■ Required tasks ■
[1] In the notes on serotonin syndrome, why do cyproheptadine's anticholinergic side effects warrant a warning? Answer in one to three sentences.
[2] Pick up the serotonin syndrome notes after their last line and continue them.

■ Text ■
This young man developed classic symptoms of serotonin syndrome, with lethargy, mild fever, and mild elevation of CK, soon after starting treatment with a serotonin-specific reuptake inhibitor for depression. Prominent lower extremity myoclonus is evident. Copyright © 2022, Springer Nature Switzerland AG.
  • Considerations
    • Patients with ataxia should be examined carefully for lower extremity hypertonia.
      • Unilateral muscle rigidity and focal neurologic findings are not expected.
    • ⚡️Seizures are always generalized and usually short-lived.
    • 🌡Hyperthermia is usually of moderate severity, but temperatures >41°C have been reported and are a marker of a poor prognosis.
    • Hypertension is twice as common as hypotension and is associated with a more favorable prognosis.


  • The Hunter Criteria for SS are fulfilled if the patient has taken a serotonergic agent AND has one of the following:
    • Spontaneous clonus
    • Inducible clonus and agitation or diaphoresis
    • Ocular clonus and agitation or diaphoresis
    • Tremor and hyperreflexia
    • Hypertonia
    • Temperature >38°C and ocular clonus or inducible clonus


  • Principles
    • Discontinue serotonergic agents.
      • SS is self-resolving promptly following the discontinuation of causative agents.
    • The type and intensity of management depend on the clinical manifestations of SS (below algorithm).
      • Patients manifesting more than mild symptoms should be closely monitored in a high-dependency care environment (Level 2 or 3).
    • The mainstays of treatment for all presentations of SS include:
      1. Discontinuation of serotonergic agents.
      2. Supportive care
      3. Management of agitation, hyperthermia, and autonomic instability.
  • Supportive care
    • Supportive care should aim to restore normal physiology in all cases.
    • Provide oxygen (maintain SpO ≥94%); IV fluids; continuous cardiac monitoring.
    • Anticipate complications; in severe SS vital signs can fluctuate widely and rapidly.
    • Monitor temperature and treat/avoid hyperthermia.
  • Treatment of agitation 😡
    • Sedation should be used only if the patient is dangerously/uncomfortably agitated or hyperthermic. 
    • Cyproheptadine
      • It is an H1 receptor antagonist that also has 5-HT1A and 5HT2A receptor antagonist activity (most closely related to serotonin syndrome).
      • Disadvantages
        • Only available orally.
        • Absorption may take some hours.
        • Side effects include sedation, hypotension, and anticholinergic effects (e.g. tachycardia, urinary retention).
          • ⚠️Anticholinergic effects could exacerbate hyperthermia.
      • When to give cyproheptadine in SS?
        • For patients with very mild agitation who can take oral medication, cyproheptadine may be tried.

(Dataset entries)
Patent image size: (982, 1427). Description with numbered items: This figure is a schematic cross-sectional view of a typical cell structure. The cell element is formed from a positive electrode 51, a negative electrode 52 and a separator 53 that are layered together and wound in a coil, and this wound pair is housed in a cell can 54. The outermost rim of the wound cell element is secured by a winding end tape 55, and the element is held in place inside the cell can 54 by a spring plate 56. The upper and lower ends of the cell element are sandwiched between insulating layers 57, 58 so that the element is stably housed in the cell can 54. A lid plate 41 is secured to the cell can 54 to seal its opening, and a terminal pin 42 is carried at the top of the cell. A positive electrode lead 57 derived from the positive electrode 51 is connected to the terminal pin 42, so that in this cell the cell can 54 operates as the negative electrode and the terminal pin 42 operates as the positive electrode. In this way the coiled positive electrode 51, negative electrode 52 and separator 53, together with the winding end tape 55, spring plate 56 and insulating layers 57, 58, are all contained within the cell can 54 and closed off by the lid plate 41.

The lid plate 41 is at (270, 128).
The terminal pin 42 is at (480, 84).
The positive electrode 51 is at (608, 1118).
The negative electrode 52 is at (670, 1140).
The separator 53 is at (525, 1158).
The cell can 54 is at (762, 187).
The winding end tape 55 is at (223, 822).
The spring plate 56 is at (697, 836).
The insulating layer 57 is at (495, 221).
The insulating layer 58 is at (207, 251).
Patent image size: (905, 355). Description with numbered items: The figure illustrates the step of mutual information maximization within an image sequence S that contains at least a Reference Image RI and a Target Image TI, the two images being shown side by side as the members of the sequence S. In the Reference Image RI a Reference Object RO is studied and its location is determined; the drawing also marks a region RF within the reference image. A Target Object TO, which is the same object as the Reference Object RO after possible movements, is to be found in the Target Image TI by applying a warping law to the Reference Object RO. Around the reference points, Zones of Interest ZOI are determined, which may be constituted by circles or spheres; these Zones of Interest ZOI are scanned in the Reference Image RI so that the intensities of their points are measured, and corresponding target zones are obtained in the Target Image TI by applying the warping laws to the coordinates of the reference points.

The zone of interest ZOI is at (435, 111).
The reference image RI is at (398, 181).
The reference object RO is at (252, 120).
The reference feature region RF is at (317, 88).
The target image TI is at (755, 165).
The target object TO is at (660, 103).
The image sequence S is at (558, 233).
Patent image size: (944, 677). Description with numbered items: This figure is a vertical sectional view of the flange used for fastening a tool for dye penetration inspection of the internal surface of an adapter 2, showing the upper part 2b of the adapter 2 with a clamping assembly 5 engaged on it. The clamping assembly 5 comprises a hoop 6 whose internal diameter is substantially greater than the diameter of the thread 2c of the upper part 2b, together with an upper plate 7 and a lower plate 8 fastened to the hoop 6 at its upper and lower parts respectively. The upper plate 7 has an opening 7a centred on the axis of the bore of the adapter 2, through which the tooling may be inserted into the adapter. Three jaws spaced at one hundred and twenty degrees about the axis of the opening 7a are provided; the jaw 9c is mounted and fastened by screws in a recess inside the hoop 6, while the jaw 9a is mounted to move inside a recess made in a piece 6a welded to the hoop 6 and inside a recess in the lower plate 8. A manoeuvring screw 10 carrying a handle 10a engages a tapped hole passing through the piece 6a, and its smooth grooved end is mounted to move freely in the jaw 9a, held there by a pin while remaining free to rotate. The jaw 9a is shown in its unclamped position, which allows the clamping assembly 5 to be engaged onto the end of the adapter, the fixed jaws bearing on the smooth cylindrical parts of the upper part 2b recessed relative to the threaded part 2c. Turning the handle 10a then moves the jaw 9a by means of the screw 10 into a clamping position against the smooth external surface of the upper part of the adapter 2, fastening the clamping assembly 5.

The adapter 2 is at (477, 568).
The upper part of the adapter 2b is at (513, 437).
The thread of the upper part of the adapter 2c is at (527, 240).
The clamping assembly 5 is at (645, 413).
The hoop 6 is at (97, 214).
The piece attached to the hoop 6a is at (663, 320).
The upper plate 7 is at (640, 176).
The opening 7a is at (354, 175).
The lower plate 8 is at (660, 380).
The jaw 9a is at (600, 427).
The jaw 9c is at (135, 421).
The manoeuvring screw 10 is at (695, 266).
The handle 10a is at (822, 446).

■ Outputs by task ■
[1] Anticholinergic effects such as tachycardia and urinary retention could exacerbate hyperthermia. Hyperthermia is already one of the manifestations of serotonin syndrome that management aims to treat or avoid.

[2]
      • Dosing: Loading dose of ~12 mg. Maintenance dose of 4-8 mg q6hr (16-24 mg total daily dose).
      • Contraindications: Narrow-angle glaucoma, bladder obstruction.
    • Benzodiazepine
      • For patients with severe agitation who require immediate sedation or had a seizure.
      • For an intubated patient, consider dexmedetomidine or propofol rather than benzodiazepines.
    • Dexmedetomidine
      • It stimulates alpha-2A receptors in the prefrontal cortex and locus coeruleus, which causes sedation and reduced sympathetic tone. It may work centrally to modulate serotonin levels.
      • Advantages of dexmedetomidine in comparison to benzodiazepines:
        • It doesn’t suppress respiration, so it is less likely to precipitate intubation.
        • It can be titrated to effect, thereby avoiding over-sedation or under-sedation.
        • It is less likely than benzodiazepines to exacerbate delirium.
      • Disadvantages of dexmedetomidine in comparison to benzodiazepines
        • It lacks anti-epileptic activity.
        • Up-titration of dexmedetomidine takes some time, so it may not be an ideal agent for a patient with profoundly dangerous agitation.
      • When to give dexmedetomidine in SS?
        • It can be given to patients with more severe agitation who require more immediate sedation and have no prior seizure.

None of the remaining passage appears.